- _Recorded data_
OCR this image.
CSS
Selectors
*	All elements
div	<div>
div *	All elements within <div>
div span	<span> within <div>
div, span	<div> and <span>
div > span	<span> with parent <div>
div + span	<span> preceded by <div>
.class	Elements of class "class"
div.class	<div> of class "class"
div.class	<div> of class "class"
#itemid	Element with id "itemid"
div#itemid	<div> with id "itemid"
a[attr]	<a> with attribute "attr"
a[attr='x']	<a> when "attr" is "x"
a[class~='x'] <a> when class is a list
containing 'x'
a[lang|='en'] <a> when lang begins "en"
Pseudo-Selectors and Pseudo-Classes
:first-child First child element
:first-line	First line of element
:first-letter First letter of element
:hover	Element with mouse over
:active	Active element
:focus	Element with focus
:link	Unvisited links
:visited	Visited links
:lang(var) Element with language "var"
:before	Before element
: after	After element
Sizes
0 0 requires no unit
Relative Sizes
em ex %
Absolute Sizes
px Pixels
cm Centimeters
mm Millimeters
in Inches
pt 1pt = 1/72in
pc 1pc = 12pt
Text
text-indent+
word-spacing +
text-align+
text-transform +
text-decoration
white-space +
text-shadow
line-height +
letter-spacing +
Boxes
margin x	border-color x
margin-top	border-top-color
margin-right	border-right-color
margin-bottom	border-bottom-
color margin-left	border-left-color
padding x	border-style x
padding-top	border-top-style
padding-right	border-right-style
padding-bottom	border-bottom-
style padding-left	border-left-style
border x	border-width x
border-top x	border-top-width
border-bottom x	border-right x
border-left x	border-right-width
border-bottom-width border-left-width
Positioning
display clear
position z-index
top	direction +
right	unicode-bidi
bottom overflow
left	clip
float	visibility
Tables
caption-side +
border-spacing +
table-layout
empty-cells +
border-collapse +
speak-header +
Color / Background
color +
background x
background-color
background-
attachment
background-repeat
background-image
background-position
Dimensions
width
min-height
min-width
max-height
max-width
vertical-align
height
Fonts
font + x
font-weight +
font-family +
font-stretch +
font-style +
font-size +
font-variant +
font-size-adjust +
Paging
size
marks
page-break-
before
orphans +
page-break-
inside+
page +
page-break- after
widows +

- _Written task_
Print every line of the records exactly. Omit nothing.

- _Worked answer_
OCR this image.
CSS
Selectors
*	All elements
div	<div>
div *	All elements within <div>
div span	<span> within <div>
div, span	<div> and <span>
div > span	<span> with parent <div>
div + span	<span> preceded by <div>
.class	Elements of class "class"
div.class	<div> of class "class"
div.class	<div> of class "class"
#itemid	Element with id "itemid"
div#itemid	<div> with id "itemid"
a[attr]	<a> with attribute "attr"
a[attr='x']	<a> when "attr" is "x"
a[class~='x'] <a> when class is a list
containing 'x'
a[lang|='en'] <a> when lang begins "en"
Pseudo-Selectors and Pseudo-Classes
:first-child First child element
:first-line	First line of element
:first-letter First letter of element
:hover	Element with mouse over
:active	Active element
:focus	Element with focus
:link	Unvisited links
:visited	Visited links
:lang(var) Element with language "var"
:before	Before element
: after	After element
Sizes
0 0 requires no unit
Relative Sizes
em ex %
Absolute Sizes
px Pixels
cm Centimeters
mm Millimeters
in Inches
pt 1pt = 1/72in
pc 1pc = 12pt
Text
text-indent+
word-spacing +
text-align+
text-transform +
text-decoration
white-space +
text-shadow
line-height +
letter-spacing +
Boxes
margin x	border-color x
margin-top	border-top-color
margin-right	border-right-color
margin-bottom	border-bottom-
color margin-left	border-left-color
padding x	border-style x
padding-top	border-top-style
padding-right	border-right-style
padding-bottom	border-bottom-
style padding-left	border-left-style
border x	border-width x
border-top x	border-top-width
border-bottom x	border-right x
border-left x	border-right-width
border-bottom-width border-left-width
Positioning
display clear
position z-index
top	direction +
right	unicode-bidi
bottom overflow
left	clip
float	visibility
Tables
caption-side +
border-spacing +
table-layout
empty-cells +
border-collapse +
speak-header +
Color / Background
color +
background x
background-color
background-
attachment
background-repeat
background-image
background-position
Dimensions
width
min-height
min-width
max-height
max-width
vertical-align
height
Fonts
font + x
font-weight +
font-family +
font-stretch +
font-style +
font-size +
font-variant +
font-size-adjust +
Paging
size
marks
page-break-
before
orphans +
page-break-
inside+
page +
page-break- after
widows +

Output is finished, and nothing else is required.